*PROBLEM TO WORK ON:*
Count every line below in which "モニター募集中" occurs, then give only the count.

*GIVEN INFORMATION:*
## Start

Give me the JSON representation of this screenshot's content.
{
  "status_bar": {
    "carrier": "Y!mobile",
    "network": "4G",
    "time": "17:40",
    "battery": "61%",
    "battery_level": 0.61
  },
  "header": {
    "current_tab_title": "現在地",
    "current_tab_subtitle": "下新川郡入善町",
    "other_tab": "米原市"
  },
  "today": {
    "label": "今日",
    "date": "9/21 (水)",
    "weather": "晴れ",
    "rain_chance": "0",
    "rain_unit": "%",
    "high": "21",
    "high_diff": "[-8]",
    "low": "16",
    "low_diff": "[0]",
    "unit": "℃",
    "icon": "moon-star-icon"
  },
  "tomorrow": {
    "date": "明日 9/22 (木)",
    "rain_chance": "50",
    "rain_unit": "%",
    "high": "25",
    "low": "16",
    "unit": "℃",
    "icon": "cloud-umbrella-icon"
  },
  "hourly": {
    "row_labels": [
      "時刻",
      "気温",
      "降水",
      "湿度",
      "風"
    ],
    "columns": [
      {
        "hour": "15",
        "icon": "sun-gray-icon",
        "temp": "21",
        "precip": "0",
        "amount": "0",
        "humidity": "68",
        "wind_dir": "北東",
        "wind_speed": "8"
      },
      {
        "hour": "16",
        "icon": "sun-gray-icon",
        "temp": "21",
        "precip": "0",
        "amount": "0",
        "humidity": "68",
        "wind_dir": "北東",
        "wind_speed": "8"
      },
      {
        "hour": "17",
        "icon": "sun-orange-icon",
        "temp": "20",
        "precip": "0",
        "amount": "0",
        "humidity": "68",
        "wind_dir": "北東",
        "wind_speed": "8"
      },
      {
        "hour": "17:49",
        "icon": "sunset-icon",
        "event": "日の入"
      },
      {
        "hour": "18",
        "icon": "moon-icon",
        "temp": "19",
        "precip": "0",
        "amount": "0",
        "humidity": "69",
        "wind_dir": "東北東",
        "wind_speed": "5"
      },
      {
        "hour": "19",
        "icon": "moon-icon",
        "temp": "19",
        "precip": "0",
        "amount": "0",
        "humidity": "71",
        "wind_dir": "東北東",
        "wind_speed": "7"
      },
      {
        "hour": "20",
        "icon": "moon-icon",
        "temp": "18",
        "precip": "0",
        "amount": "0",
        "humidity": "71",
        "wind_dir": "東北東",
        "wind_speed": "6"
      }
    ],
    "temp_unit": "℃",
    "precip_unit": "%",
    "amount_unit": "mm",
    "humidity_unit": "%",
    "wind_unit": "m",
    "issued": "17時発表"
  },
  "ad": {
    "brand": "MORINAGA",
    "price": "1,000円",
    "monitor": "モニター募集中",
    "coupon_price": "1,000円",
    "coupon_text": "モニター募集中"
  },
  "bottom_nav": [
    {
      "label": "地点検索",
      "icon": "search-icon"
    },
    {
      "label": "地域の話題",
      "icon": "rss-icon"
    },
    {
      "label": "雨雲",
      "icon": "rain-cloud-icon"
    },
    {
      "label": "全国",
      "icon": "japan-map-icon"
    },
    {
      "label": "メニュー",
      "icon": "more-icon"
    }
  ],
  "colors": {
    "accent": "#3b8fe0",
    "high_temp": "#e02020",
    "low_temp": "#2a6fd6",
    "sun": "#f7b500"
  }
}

## End

*EXERCISE SOLUTION:*
2